**WHAT NEEDS TO BE DONE**
Copy every record word for word.

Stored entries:

--- Begin ---

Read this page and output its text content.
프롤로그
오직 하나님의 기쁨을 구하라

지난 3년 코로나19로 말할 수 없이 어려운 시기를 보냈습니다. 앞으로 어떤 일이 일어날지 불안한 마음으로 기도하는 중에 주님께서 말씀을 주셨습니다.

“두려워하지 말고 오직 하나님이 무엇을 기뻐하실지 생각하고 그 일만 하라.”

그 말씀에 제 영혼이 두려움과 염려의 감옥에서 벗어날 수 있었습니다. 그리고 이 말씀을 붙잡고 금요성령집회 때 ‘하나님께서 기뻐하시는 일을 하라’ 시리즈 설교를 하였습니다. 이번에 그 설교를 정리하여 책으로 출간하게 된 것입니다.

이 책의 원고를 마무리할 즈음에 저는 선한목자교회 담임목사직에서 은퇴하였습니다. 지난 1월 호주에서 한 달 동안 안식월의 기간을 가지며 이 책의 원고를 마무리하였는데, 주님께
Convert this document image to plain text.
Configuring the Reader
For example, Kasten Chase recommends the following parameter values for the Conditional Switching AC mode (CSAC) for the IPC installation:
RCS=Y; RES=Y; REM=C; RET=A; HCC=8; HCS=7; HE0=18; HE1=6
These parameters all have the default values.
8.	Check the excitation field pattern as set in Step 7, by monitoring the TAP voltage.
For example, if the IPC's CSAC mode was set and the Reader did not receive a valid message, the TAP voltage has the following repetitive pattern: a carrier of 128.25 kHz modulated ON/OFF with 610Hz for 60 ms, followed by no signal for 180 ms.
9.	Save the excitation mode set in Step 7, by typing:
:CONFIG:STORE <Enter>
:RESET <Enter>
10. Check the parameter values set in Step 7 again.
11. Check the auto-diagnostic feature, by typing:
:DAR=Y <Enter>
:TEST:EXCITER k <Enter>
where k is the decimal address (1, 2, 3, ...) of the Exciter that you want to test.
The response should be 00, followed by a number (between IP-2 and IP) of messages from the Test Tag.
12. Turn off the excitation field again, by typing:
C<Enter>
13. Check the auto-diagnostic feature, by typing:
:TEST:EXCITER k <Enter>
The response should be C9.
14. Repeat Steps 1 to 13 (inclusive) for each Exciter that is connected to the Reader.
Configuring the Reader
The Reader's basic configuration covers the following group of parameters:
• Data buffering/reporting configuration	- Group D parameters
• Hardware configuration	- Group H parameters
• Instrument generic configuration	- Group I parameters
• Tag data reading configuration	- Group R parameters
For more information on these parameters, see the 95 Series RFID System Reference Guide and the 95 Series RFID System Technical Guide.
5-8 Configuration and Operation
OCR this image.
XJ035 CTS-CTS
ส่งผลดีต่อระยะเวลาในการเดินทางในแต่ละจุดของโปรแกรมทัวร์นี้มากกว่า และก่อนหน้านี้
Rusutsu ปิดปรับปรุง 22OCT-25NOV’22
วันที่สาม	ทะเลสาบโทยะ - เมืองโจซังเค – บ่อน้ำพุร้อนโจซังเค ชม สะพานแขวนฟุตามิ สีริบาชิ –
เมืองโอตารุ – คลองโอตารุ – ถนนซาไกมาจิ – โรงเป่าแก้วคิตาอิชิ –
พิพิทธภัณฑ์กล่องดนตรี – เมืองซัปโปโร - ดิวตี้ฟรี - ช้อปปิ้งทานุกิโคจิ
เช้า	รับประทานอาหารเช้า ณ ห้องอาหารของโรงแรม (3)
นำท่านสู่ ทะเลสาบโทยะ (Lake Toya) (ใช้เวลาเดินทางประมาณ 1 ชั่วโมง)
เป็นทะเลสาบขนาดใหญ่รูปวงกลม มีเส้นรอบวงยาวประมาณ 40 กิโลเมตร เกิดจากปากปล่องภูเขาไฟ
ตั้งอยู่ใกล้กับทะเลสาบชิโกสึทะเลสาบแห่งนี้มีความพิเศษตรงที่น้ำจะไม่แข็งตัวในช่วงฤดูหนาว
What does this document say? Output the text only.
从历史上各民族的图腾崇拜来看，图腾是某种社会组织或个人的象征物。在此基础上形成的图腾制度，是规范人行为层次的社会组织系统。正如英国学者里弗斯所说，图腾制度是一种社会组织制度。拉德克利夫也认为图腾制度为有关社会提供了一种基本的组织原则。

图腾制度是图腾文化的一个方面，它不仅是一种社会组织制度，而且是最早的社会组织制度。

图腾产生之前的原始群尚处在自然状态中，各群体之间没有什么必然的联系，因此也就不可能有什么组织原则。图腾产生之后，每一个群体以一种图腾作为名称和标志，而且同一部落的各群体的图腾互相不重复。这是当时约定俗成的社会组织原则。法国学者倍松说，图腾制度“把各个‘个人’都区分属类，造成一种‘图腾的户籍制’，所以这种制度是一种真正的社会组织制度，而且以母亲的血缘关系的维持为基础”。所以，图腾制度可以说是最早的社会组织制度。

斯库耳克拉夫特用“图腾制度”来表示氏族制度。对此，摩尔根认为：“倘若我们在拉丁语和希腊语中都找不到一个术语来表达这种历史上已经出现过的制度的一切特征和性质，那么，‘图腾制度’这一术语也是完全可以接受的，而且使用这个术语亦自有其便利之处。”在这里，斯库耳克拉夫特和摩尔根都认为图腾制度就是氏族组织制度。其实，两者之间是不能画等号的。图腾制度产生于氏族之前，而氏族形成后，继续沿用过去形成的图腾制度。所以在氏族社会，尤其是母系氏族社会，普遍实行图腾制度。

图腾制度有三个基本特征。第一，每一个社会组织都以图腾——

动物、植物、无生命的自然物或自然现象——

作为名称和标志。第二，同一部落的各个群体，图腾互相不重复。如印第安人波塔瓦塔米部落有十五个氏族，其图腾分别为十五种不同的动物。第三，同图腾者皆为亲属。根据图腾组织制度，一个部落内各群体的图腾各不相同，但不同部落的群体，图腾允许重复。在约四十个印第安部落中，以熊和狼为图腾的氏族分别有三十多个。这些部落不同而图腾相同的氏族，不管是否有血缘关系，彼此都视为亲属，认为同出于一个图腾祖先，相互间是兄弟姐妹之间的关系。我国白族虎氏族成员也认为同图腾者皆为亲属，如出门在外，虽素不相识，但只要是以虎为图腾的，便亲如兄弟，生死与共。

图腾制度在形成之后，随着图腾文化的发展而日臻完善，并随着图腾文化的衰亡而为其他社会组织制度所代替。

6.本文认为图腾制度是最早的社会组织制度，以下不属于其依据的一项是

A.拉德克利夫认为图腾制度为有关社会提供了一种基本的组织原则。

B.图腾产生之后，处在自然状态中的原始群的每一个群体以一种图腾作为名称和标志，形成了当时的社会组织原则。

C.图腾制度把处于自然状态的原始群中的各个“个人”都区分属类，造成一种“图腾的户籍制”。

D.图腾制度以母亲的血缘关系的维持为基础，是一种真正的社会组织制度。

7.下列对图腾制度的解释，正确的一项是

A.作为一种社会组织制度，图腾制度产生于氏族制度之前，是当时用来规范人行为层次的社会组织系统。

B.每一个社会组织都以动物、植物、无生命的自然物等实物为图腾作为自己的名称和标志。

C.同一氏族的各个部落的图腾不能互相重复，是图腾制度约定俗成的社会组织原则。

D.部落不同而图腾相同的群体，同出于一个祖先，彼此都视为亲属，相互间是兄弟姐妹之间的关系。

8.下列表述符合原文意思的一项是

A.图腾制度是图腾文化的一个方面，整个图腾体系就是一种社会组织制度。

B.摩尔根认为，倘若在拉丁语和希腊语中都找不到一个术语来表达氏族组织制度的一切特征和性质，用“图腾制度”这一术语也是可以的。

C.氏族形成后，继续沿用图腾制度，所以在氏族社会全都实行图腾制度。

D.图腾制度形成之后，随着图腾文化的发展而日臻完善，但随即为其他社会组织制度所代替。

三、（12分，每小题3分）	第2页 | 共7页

--- End ---

**ANSWER BELOW**
Read this page and output its text content.
프롤로그
오직 하나님의 기쁨을 구하라

지난 3년 코로나19로 말할 수 없이 어려운 시기를 보냈습니다. 앞으로 어떤 일이 일어날지 불안한 마음으로 기도하는 중에 주님께서 말씀을 주셨습니다.

“두려워하지 말고 오직 하나님이 무엇을 기뻐하실지 생각하고 그 일만 하라.”

그 말씀에 제 영혼이 두려움과 염려의 감옥에서 벗어날 수 있었습니다. 그리고 이 말씀을 붙잡고 금요성령집회 때 ‘하나님께서 기뻐하시는 일을 하라’ 시리즈 설교를 하였습니다. 이번에 그 설교를 정리하여 책으로 출간하게 된 것입니다.

이 책의 원고를 마무리할 즈음에 저는 선한목자교회 담임목사직에서 은퇴하였습니다. 지난 1월 호주에서 한 달 동안 안식월의 기간을 가지며 이 책의 원고를 마무리하였는데, 주님께
Convert this document image to plain text.
Configuring the Reader
For example, Kasten Chase recommends the following parameter values for the Conditional Switching AC mode (CSAC) for the IPC installation:
RCS=Y; RES=Y; REM=C; RET=A; HCC=8; HCS=7; HE0=18; HE1=6
These parameters all have the default values.
8.	Check the excitation field pattern as set in Step 7, by monitoring the TAP voltage.
For example, if the IPC's CSAC mode was set and the Reader did not receive a valid message, the TAP voltage has the following repetitive pattern: a carrier of 128.25 kHz modulated ON/OFF with 610Hz for 60 ms, followed by no signal for 180 ms.
9.	Save the excitation mode set in Step 7, by typing:
:CONFIG:STORE <Enter>
:RESET <Enter>
10. Check the parameter values set in Step 7 again.
11. Check the auto-diagnostic feature, by typing:
:DAR=Y <Enter>
:TEST:EXCITER k <Enter>
where k is the decimal address (1, 2, 3, ...) of the Exciter that you want to test.
The response should be 00, followed by a number (between IP-2 and IP) of messages from the Test Tag.
12. Turn off the excitation field again, by typing:
C<Enter>
13. Check the auto-diagnostic feature, by typing:
:TEST:EXCITER k <Enter>
The response should be C9.
14. Repeat Steps 1 to 13 (inclusive) for each Exciter that is connected to the Reader.
Configuring the Reader
The Reader's basic configuration covers the following group of parameters:
• Data buffering/reporting configuration	- Group D parameters
• Hardware configuration	- Group H parameters
• Instrument generic configuration	- Group I parameters
• Tag data reading configuration	- Group R parameters
For more information on these parameters, see the 95 Series RFID System Reference Guide and the 95 Series RFID System Technical Guide.
5-8 Configuration and Operation
OCR this image.
XJ035 CTS-CTS
ส่งผลดีต่อระยะเวลาในการเดินทางในแต่ละจุดของโปรแกรมทัวร์นี้มากกว่า และก่อนหน้านี้
Rusutsu ปิดปรับปรุง 22OCT-25NOV’22
วันที่สาม	ทะเลสาบโทยะ - เมืองโจซังเค – บ่อน้ำพุร้อนโจซังเค ชม สะพานแขวนฟุตามิ สีริบาชิ –
เมืองโอตารุ – คลองโอตารุ – ถนนซาไกมาจิ – โรงเป่าแก้วคิตาอิชิ –
พิพิทธภัณฑ์กล่องดนตรี – เมืองซัปโปโร - ดิวตี้ฟรี - ช้อปปิ้งทานุกิโคจิ
เช้า	รับประทานอาหารเช้า ณ ห้องอาหารของโรงแรม (3)
นำท่านสู่ ทะเลสาบโทยะ (Lake Toya) (ใช้เวลาเดินทางประมาณ 1 ชั่วโมง)
เป็นทะเลสาบขนาดใหญ่รูปวงกลม มีเส้นรอบวงยาวประมาณ 40 กิโลเมตร เกิดจากปากปล่องภูเขาไฟ
ตั้งอยู่ใกล้กับทะเลสาบชิโกสึทะเลสาบแห่งนี้มีความพิเศษตรงที่น้ำจะไม่แข็งตัวในช่วงฤดูหนาว
What does this document say? Output the text only.
从历史上各民族的图腾崇拜来看，图腾是某种社会组织或个人的象征物。在此基础上形成的图腾制度，是规范人行为层次的社会组织系统。正如英国学者里弗斯所说，图腾制度是一种社会组织制度。拉德克利夫也认为图腾制度为有关社会提供了一种基本的组织原则。

图腾制度是图腾文化的一个方面，它不仅是一种社会组织制度，而且是最早的社会组织制度。

图腾产生之前的原始群尚处在自然状态中，各群体之间没有什么必然的联系，因此也就不可能有什么组织原则。图腾产生之后，每一个群体以一种图腾作为名称和标志，而且同一部落的各群体的图腾互相不重复。这是当时约定俗成的社会组织原则。法国学者倍松说，图腾制度“把各个‘个人’都区分属类，造成一种‘图腾的户籍制’，所以这种制度是一种真正的社会组织制度，而且以母亲的血缘关系的维持为基础”。所以，图腾制度可以说是最早的社会组织制度。

斯库耳克拉夫特用“图腾制度”来表示氏族制度。对此，摩尔根认为：“倘若我们在拉丁语和希腊语中都找不到一个术语来表达这种历史上已经出现过的制度的一切特征和性质，那么，‘图腾制度’这一术语也是完全可以接受的，而且使用这个术语亦自有其便利之处。”在这里，斯库耳克拉夫特和摩尔根都认为图腾制度就是氏族组织制度。其实，两者之间是不能画等号的。图腾制度产生于氏族之前，而氏族形成后，继续沿用过去形成的图腾制度。所以在氏族社会，尤其是母系氏族社会，普遍实行图腾制度。

图腾制度有三个基本特征。第一，每一个社会组织都以图腾——

动物、植物、无生命的自然物或自然现象——

作为名称和标志。第二，同一部落的各个群体，图腾互相不重复。如印第安人波塔瓦塔米部落有十五个氏族，其图腾分别为十五种不同的动物。第三，同图腾者皆为亲属。根据图腾组织制度，一个部落内各群体的图腾各不相同，但不同部落的群体，图腾允许重复。在约四十个印第安部落中，以熊和狼为图腾的氏族分别有三十多个。这些部落不同而图腾相同的氏族，不管是否有血缘关系，彼此都视为亲属，认为同出于一个图腾祖先，相互间是兄弟姐妹之间的关系。我国白族虎氏族成员也认为同图腾者皆为亲属，如出门在外，虽素不相识，但只要是以虎为图腾的，便亲如兄弟，生死与共。

图腾制度在形成之后，随着图腾文化的发展而日臻完善，并随着图腾文化的衰亡而为其他社会组织制度所代替。

6.本文认为图腾制度是最早的社会组织制度，以下不属于其依据的一项是

A.拉德克利夫认为图腾制度为有关社会提供了一种基本的组织原则。

B.图腾产生之后，处在自然状态中的原始群的每一个群体以一种图腾作为名称和标志，形成了当时的社会组织原则。

C.图腾制度把处于自然状态的原始群中的各个“个人”都区分属类，造成一种“图腾的户籍制”。

D.图腾制度以母亲的血缘关系的维持为基础，是一种真正的社会组织制度。

7.下列对图腾制度的解释，正确的一项是

A.作为一种社会组织制度，图腾制度产生于氏族制度之前，是当时用来规范人行为层次的社会组织系统。

B.每一个社会组织都以动物、植物、无生命的自然物等实物为图腾作为自己的名称和标志。

C.同一氏族的各个部落的图腾不能互相重复，是图腾制度约定俗成的社会组织原则。

D.部落不同而图腾相同的群体，同出于一个祖先，彼此都视为亲属，相互间是兄弟姐妹之间的关系。

8.下列表述符合原文意思的一项是

A.图腾制度是图腾文化的一个方面，整个图腾体系就是一种社会组织制度。

B.摩尔根认为，倘若在拉丁语和希腊语中都找不到一个术语来表达氏族组织制度的一切特征和性质，用“图腾制度”这一术语也是可以的。

C.氏族形成后，继续沿用图腾制度，所以在氏族社会全都实行图腾制度。

D.图腾制度形成之后，随着图腾文化的发展而日臻完善，但随即为其他社会组织制度所代替。

三、（12分，每小题3分）	第2页 | 共7页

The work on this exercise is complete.